| TASK PROMPT |
Find each line containing the string "المهملة". Copy it.

[begin RECORDS FOR THE EXERCISE]

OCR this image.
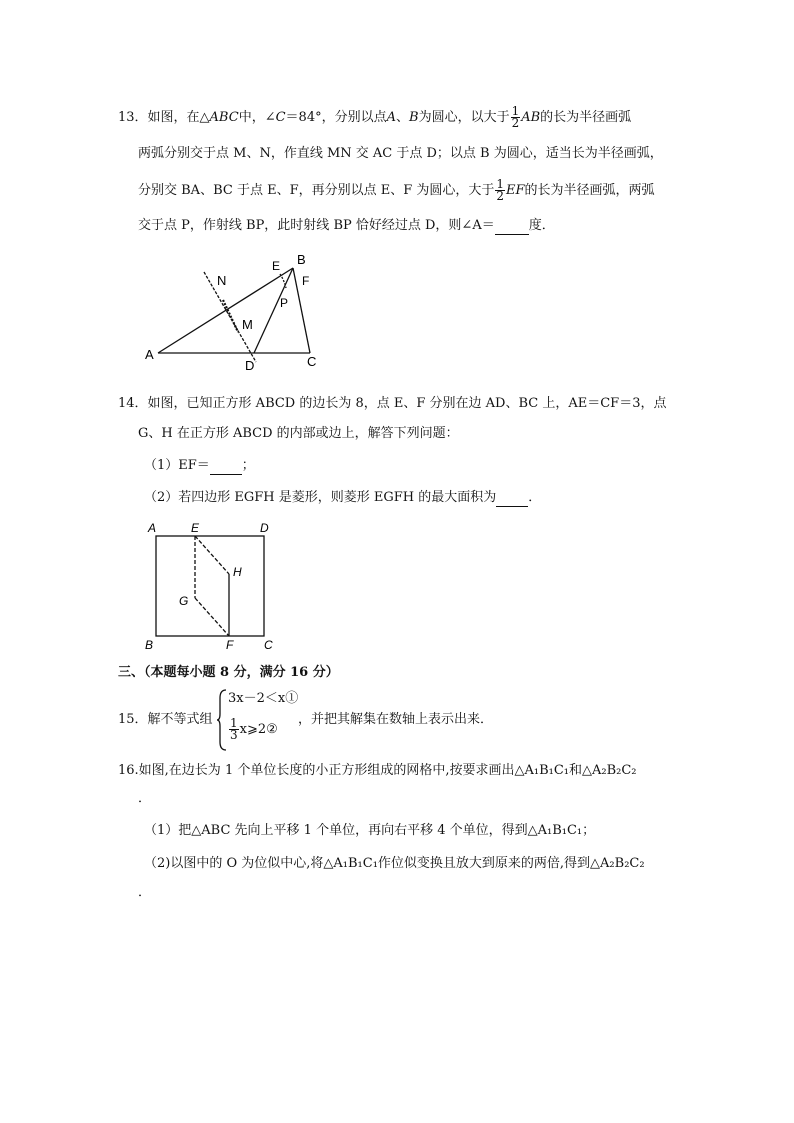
13．如图，在△ABC中，∠C＝84°，分别以点A、B为圆心，以大于 $\frac{1}{2}$ AB的长为半径画弧
两弧分别交于点 M、N，作直线 MN 交 AC 于点 D；以点 B 为圆心，适当长为半径画弧，
分别交 BA、BC 于点 E、F，再分别以点 E、F 为圆心，大于 $\frac{1}{2}$ EF的长为半径画弧，两弧
交于点 P，作射线 BP，此时射线 BP 恰好经过点 D，则∠A＝	度．
N
M
A
D	C
B
E
F
P
14．如图，已知正方形 ABCD 的边长为 8，点 E、F 分别在边 AD、BC 上，AE＝CF＝3，点
G、H 在正方形 ABCD 的内部或边上，解答下列问题：
（1）EF＝ ；
（2）若四边形 EGFH 是菱形，则菱形 EGFH 的最大面积为 ．
A	E	D
H
G
B	F	C
三、（本题每小题 8 分，满分 16 分）
15．解不等式组
3x－2＜x①
$\frac{1}{3}$ x⩾2②
，并把其解集在数轴上表示出来．
16.如图,在边长为 1 个单位长度的小正方形组成的网格中,按要求画出△A₁B₁C₁和△A₂B₂C₂
．
（1）把△ABC 先向上平移 1 个单位，再向右平移 4 个单位，得到△A₁B₁C₁；
（2)以图中的 O 为位似中心,将△A₁B₁C₁作位似变换且放大到原来的两倍,得到△A₂B₂C₂
．
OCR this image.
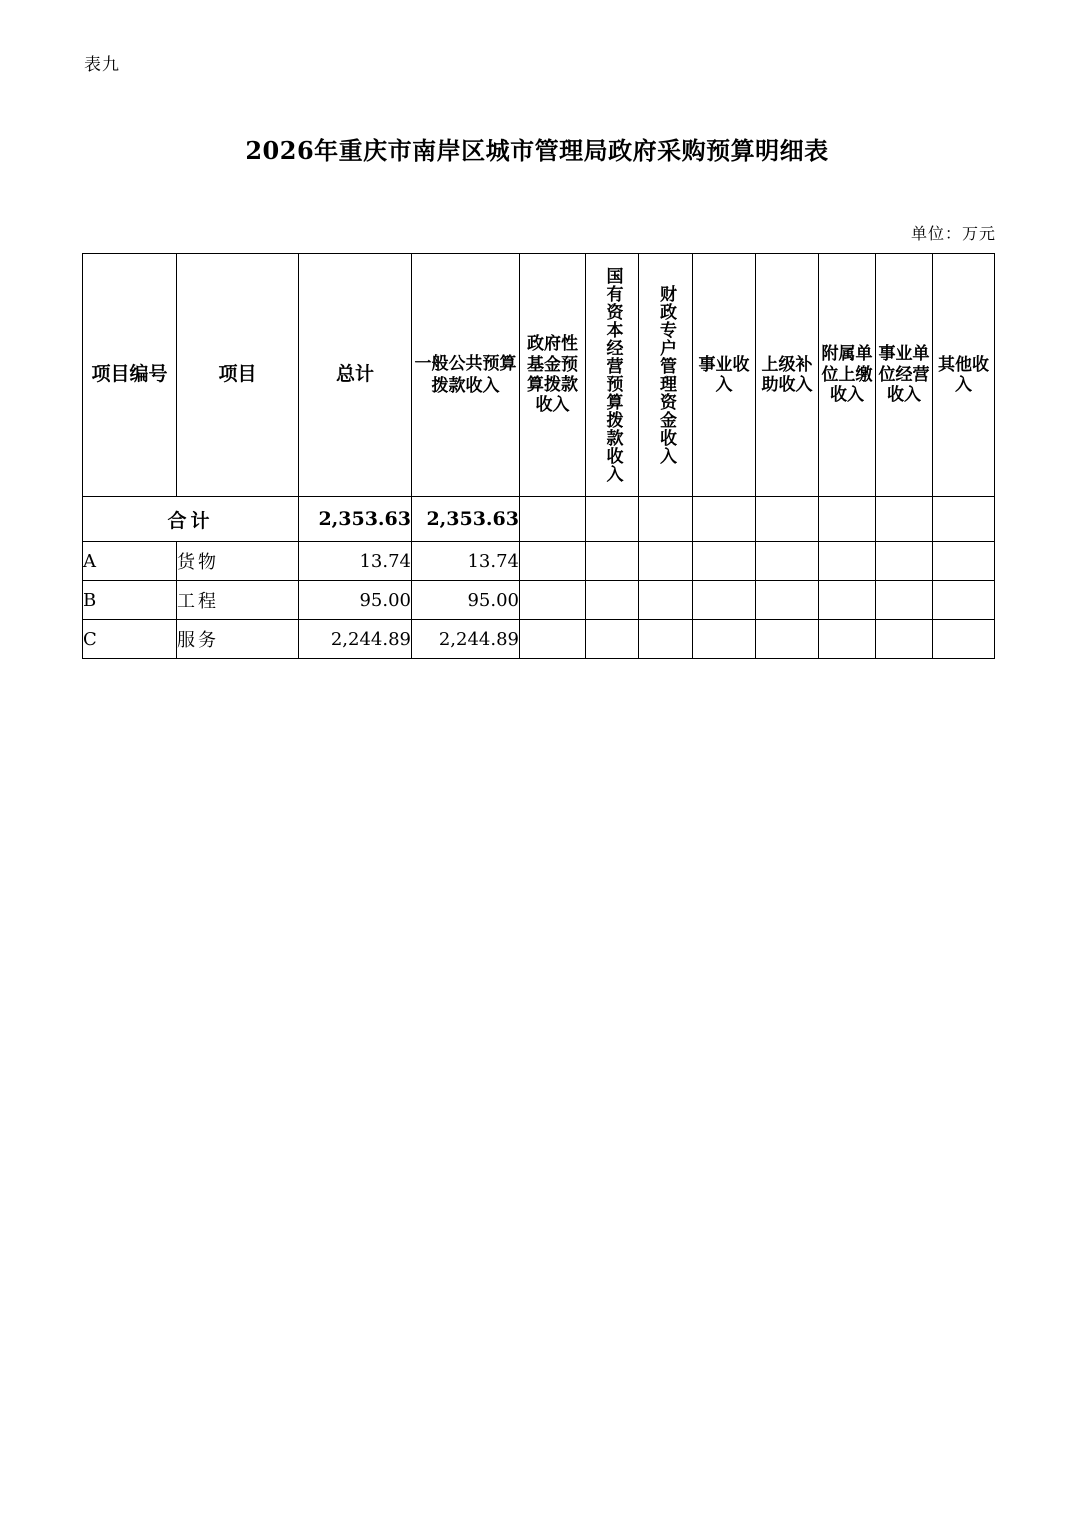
表九
2026年重庆市南岸区城市管理局政府采购预算明细表
单位：万元
项目编号	项目	总计	一般公共预算拨款收入	政府性基金预算拨款收入	国有资本经营预算拨款收入	财政专户管理资金收入	事业收入	上级补助收入	附属单位上缴收入	事业单位经营收入	其他收入

合计		2,353.63	2,353.63								
A	货物	13.74	13.74								
B	工程	95.00	95.00								
C	服务	2,244.89	2,244.89								
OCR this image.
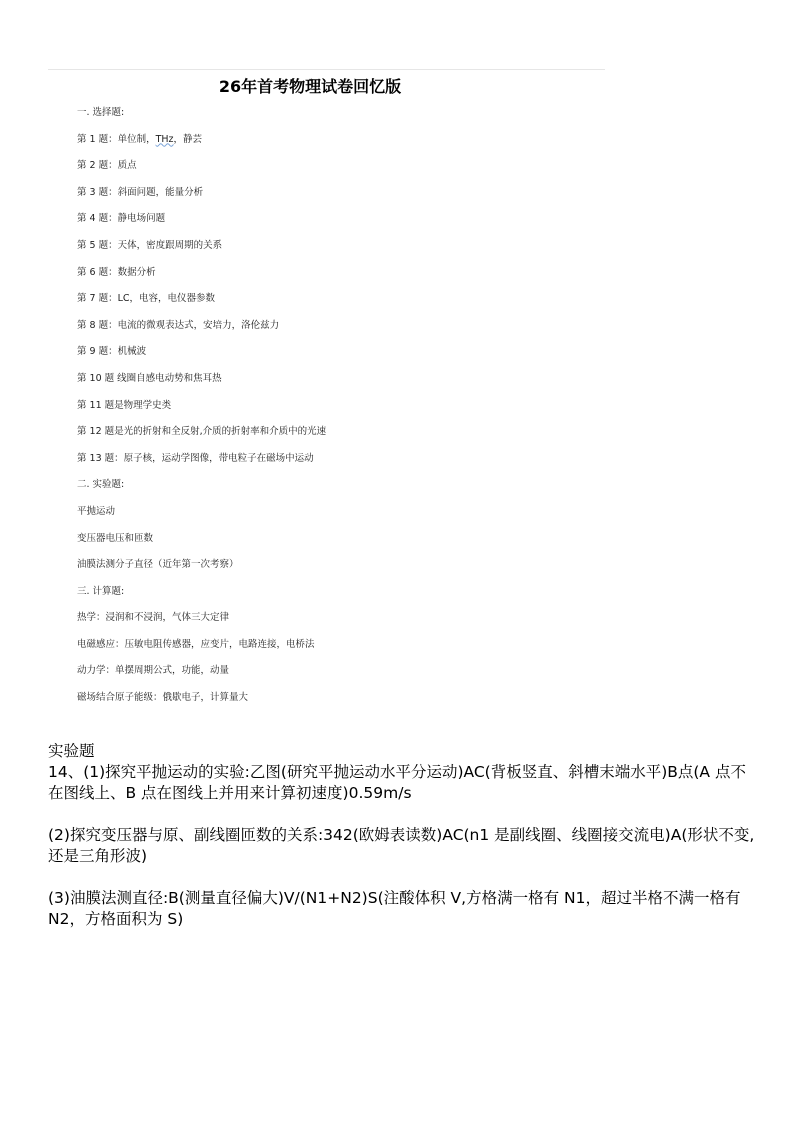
26年首考物理试卷回忆版
一. 选择题:
第 1 题：单位制，THz，静芸
第 2 题：质点
第 3 题：斜面问题，能量分析
第 4 题：静电场问题
第 5 题：天体，密度跟周期的关系
第 6 题：数据分析
第 7 题：LC，电容，电仪器参数
第 8 题：电流的微观表达式，安培力，洛伦兹力
第 9 题：机械波
第 10 题 线圈自感电动势和焦耳热
第 11 题是物理学史类
第 12 题是光的折射和全反射,介质的折射率和介质中的光速
第 13 题：原子核，运动学图像，带电粒子在磁场中运动
二. 实验题:
平抛运动
变压器电压和匝数
油膜法测分子直径（近年第一次考察）
三. 计算题:
热学：浸润和不浸润，气体三大定律
电磁感应：压敏电阻传感器，应变片，电路连接，电桥法
动力学：单摆周期公式，功能，动量
磁场结合原子能级：俄歇电子，计算量大

实验题

14、(1)探究平抛运动的实验:乙图(研究平抛运动水平分运动)AC(背板竖直、斜槽末端水平)B点(A 点不在图线上、B 点在图线上并用来计算初速度)0.59m/s

(2)探究变压器与原、副线圈匝数的关系:342(欧姆表读数)AC(n1 是副线圈、线圈接交流电)A(形状不变,还是三角形波)

(3)油膜法测直径:B(测量直径偏大)V/(N1+N2)S(注酸体积 V,方格满一格有 N1，超过半格不满一格有 N2，方格面积为 S)
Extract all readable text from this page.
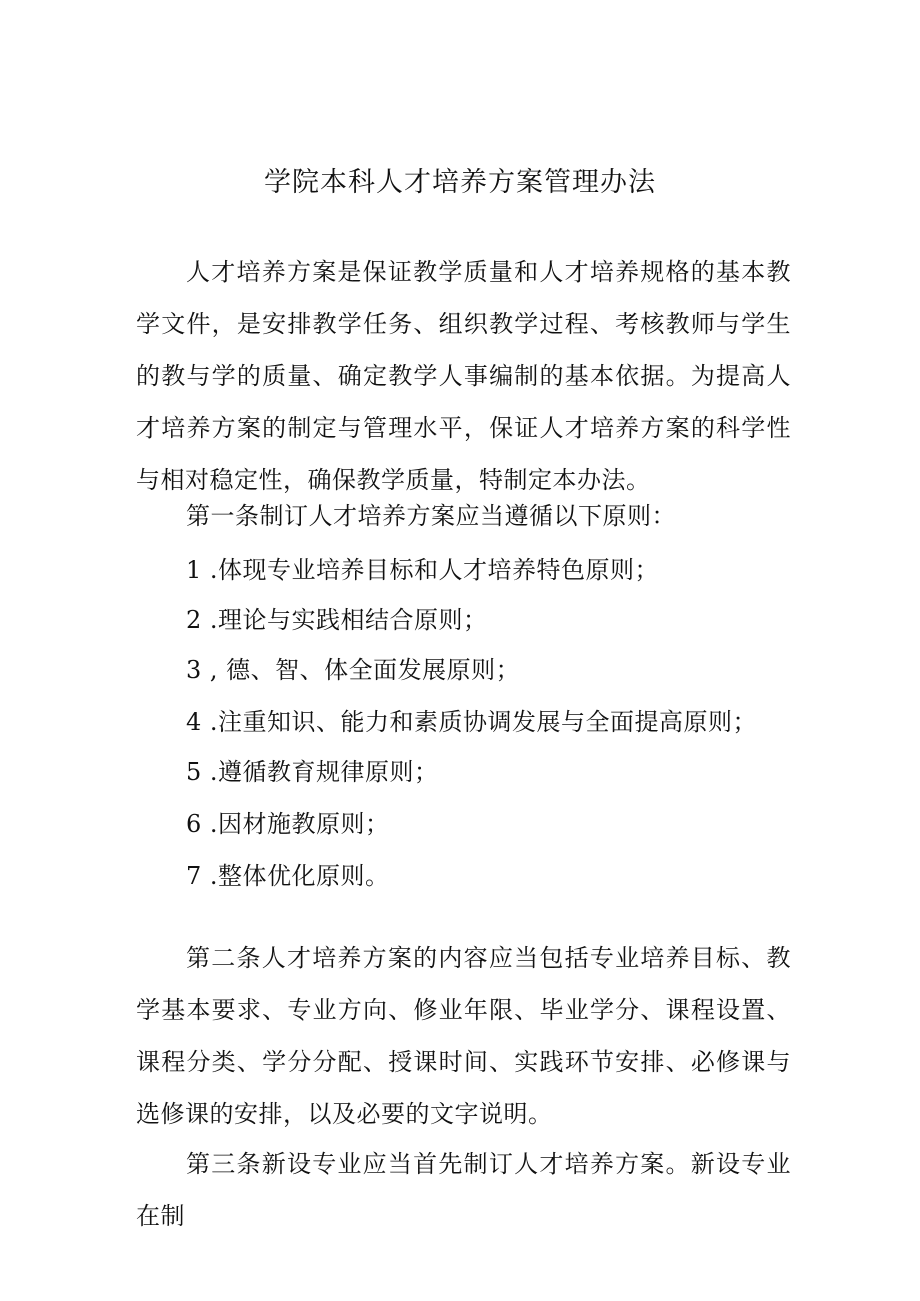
学院本科人才培养方案管理办法

人才培养方案是保证教学质量和人才培养规格的基本教学文件，是安排教学任务、组织教学过程、考核教师与学生的教与学的质量、确定教学人事编制的基本依据。为提高人才培养方案的制定与管理水平，保证人才培养方案的科学性与相对稳定性，确保教学质量，特制定本办法。

第一条制订人才培养方案应当遵循以下原则：

1 .体现专业培养目标和人才培养特色原则；

2 .理论与实践相结合原则；

3 , 德、智、体全面发展原则；

4 .注重知识、能力和素质协调发展与全面提高原则；

5 .遵循教育规律原则；

6 .因材施教原则；

7 .整体优化原则。

第二条人才培养方案的内容应当包括专业培养目标、教学基本要求、专业方向、修业年限、毕业学分、课程设置、课程分类、学分分配、授课时间、实践环节安排、必修课与选修课的安排，以及必要的文字说明。

第三条新设专业应当首先制订人才培养方案。新设专业在制
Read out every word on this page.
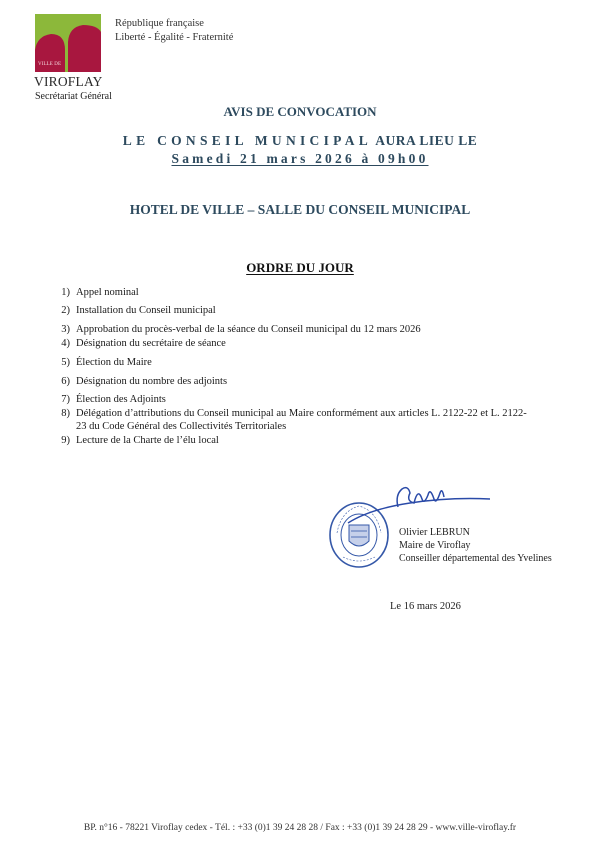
VILLE DE
VIROFLAY
Secrétariat Général
République française
Liberté - Égalité - Fraternité
AVIS DE CONVOCATION
LE CONSEIL MUNICIPAL AURA LIEU LE
Samedi 21 mars 2026 à 09h00
HOTEL DE VILLE – SALLE DU CONSEIL MUNICIPAL
ORDRE DU JOUR
1) Appel nominal
2) Installation du Conseil municipal
3) Approbation du procès-verbal de la séance du Conseil municipal du 12 mars 2026
4) Désignation du secrétaire de séance
5) Élection du Maire
6) Désignation du nombre des adjoints
7) Élection des Adjoints
8) Délégation d’attributions du Conseil municipal au Maire conformément aux articles L. 2122-22 et L. 2122-
23 du Code Général des Collectivités Territoriales
9) Lecture de la Charte de l’élu local
Olivier LEBRUN
Maire de Viroflay
Conseiller départemental des Yvelines
Le 16 mars 2026
BP. n°16 - 78221 Viroflay cedex - Tél. : +33 (0)1 39 24 28 28 / Fax : +33 (0)1 39 24 28 29 - www.ville-viroflay.fr
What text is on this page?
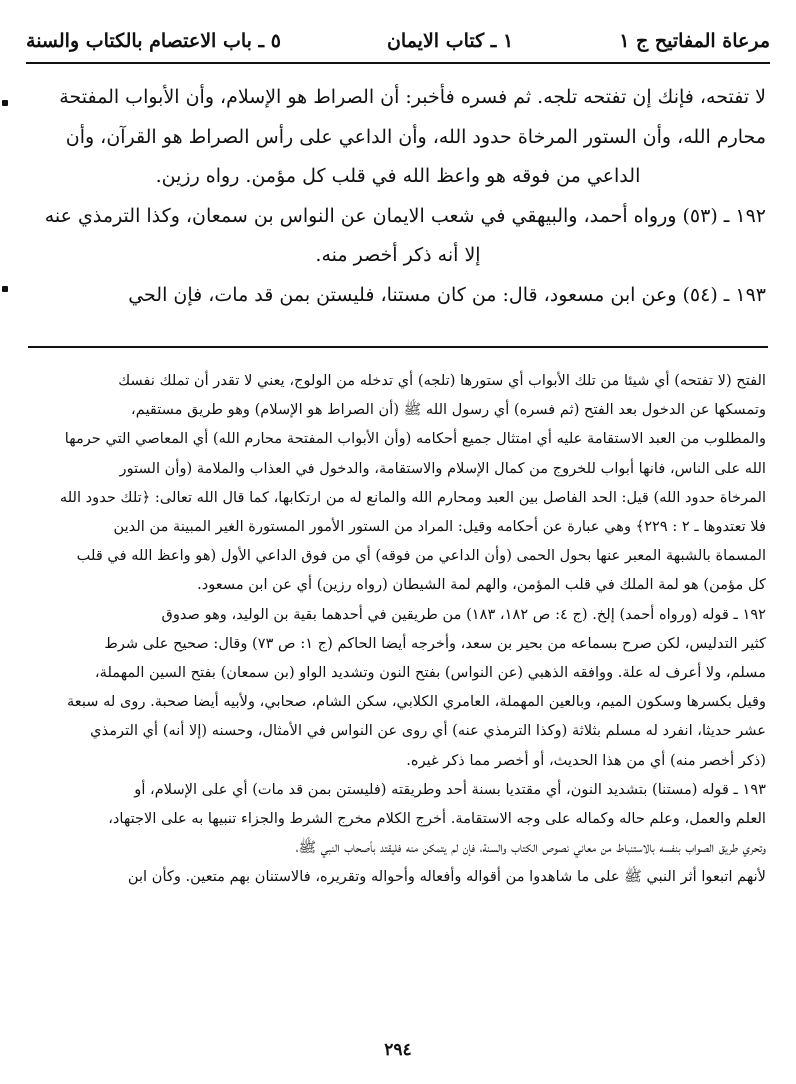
مرعاة المفاتيح ج ١
١ ـ كتاب الايمان
٥ ـ باب الاعتصام بالكتاب والسنة

لا تفتحه، فإنك إن تفتحه تلجه. ثم فسره فأخبر: أن الصراط هو الإسلام، وأن الأبواب المفتحة

محارم الله، وأن الستور المرخاة حدود الله، وأن الداعي على رأس الصراط هو القرآن، وأن

الداعي من فوقه هو واعظ الله في قلب كل مؤمن. رواه رزين.

١٩٢ ـ (٥٣) ورواه أحمد، والبيهقي في شعب الايمان عن النواس بن سمعان، وكذا الترمذي عنه

إلا أنه ذكر أخصر منه.

١٩٣ ـ (٥٤) وعن ابن مسعود، قال: من كان مستنا، فليستن بمن قد مات، فإن الحي

الفتح (لا تفتحه) أي شيئا من تلك الأبواب أي ستورها (تلجه) أي تدخله من الولوج، يعني لا تقدر أن تملك نفسك

وتمسكها عن الدخول بعد الفتح (ثم فسره) أي رسول الله ﷺ (أن الصراط هو الإسلام) وهو طريق مستقيم،

والمطلوب من العبد الاستقامة عليه أي امتثال جميع أحكامه (وأن الأبواب المفتحة محارم الله) أي المعاصي التي حرمها

الله على الناس، فانها أبواب للخروج من كمال الإسلام والاستقامة، والدخول في العذاب والملامة (وأن الستور

المرخاة حدود الله) قيل: الحد الفاصل بين العبد ومحارم الله والمانع له من ارتكابها، كما قال الله تعالى: ﴿تلك حدود الله

فلا تعتدوها ـ ٢ : ٢٢٩﴾ وهي عبارة عن أحكامه وقيل: المراد من الستور الأمور المستورة الغير المبينة من الدين

المسماة بالشبهة المعبر عنها بحول الحمى (وأن الداعي من فوقه) أي من فوق الداعي الأول (هو واعظ الله في قلب

كل مؤمن) هو لمة الملك في قلب المؤمن، والهم لمة الشيطان (رواه رزين) أي عن ابن مسعود.

١٩٢ ـ قوله (ورواه أحمد) إلخ. (ج ٤: ص ١٨٢، ١٨٣) من طريقين في أحدهما بقية بن الوليد، وهو صدوق

كثير التدليس، لكن صرح بسماعه من بحير بن سعد، وأخرجه أيضا الحاكم (ج ١: ص ٧٣) وقال: صحيح على شرط

مسلم، ولا أعرف له علة. ووافقه الذهبي (عن النواس) بفتح النون وتشديد الواو (بن سمعان) بفتح السين المهملة،

وقيل بكسرها وسكون الميم، وبالعين المهملة، العامري الكلابي، سكن الشام، صحابي، ولأبيه أيضا صحبة. روى له سبعة

عشر حديثا، انفرد له مسلم بثلاثة (وكذا الترمذي عنه) أي روى عن النواس في الأمثال، وحسنه (إلا أنه) أي الترمذي

(ذكر أخصر منه) أي من هذا الحديث، أو أخصر مما ذكر غيره.

١٩٣ ـ قوله (مستنا) بتشديد النون، أي مقتديا بسنة أحد وطريقته (فليستن بمن قد مات) أي على الإسلام، أو

العلم والعمل، وعلم حاله وكماله على وجه الاستقامة. أخرج الكلام مخرج الشرط والجزاء تنبيها به على الاجتهاد،

وتحري طريق الصواب بنفسه بالاستنباط من معاني نصوص الكتاب والسنة، فإن لم يتمكن منه فليقتد بأصحاب النبي ﷺ،

لأنهم اتبعوا أثر النبي ﷺ على ما شاهدوا من أقواله وأفعاله وأحواله وتقريره، فالاستنان بهم متعين. وكأن ابن

٢٩٤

[end RECORDS FOR THE EXERCISE]

| ANSWER |
مسلم، ولا أعرف له علة. ووافقه الذهبي (عن النواس) بفتح النون وتشديد الواو (بن سمعان) بفتح السين المهملة،
وقيل بكسرها وسكون الميم، وبالعين المهملة، العامري الكلابي، سكن الشام، صحابي، ولأبيه أيضا صحبة. روى له سبعة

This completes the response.